:: Problem ::
Track down each line that has the word "konstrukce" and copy it.

:: Dataset content ::
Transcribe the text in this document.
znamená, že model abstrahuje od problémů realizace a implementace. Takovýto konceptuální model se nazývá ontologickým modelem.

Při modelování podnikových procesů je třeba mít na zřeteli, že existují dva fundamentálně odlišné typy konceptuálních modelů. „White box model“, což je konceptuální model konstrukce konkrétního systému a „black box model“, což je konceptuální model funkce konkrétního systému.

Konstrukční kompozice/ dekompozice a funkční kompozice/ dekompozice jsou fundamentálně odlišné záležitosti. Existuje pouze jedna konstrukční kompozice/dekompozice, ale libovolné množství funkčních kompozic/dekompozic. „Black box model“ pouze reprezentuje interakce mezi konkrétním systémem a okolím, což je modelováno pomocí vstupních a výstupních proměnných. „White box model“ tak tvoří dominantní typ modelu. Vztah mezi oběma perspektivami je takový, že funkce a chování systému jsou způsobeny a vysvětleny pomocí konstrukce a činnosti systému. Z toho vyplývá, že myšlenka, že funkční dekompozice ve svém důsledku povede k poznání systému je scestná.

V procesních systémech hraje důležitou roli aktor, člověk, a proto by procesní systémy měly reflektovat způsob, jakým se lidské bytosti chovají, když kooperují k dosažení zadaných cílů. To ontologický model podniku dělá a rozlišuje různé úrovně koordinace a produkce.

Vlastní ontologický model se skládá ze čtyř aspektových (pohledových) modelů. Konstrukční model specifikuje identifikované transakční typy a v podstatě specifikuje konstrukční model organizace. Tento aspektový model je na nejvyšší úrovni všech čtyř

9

:: Response below ::
Při modelování podnikových procesů je třeba mít na zřeteli, že existují dva fundamentálně odlišné typy konceptuálních modelů. „White box model“, což je konceptuální model konstrukce konkrétního systému a „black box model“, což je konceptuální model funkce konkrétního systému.
Konstrukční kompozice/ dekompozice a funkční kompozice/ dekompozice jsou fundamentálně odlišné záležitosti. Existuje pouze jedna konstrukční kompozice/dekompozice, ale libovolné množství funkčních kompozic/dekompozic. „Black box model“ pouze reprezentuje interakce mezi konkrétním systémem a okolím, což je modelováno pomocí vstupních a výstupních proměnných. „White box model“ tak tvoří dominantní typ modelu. Vztah mezi oběma perspektivami je takový, že funkce a chování systému jsou způsobeny a vysvětleny pomocí konstrukce a činnosti systému. Z toho vyplývá, že myšlenka, že funkční dekompozice ve svém důsledku povede k poznání systému je scestná.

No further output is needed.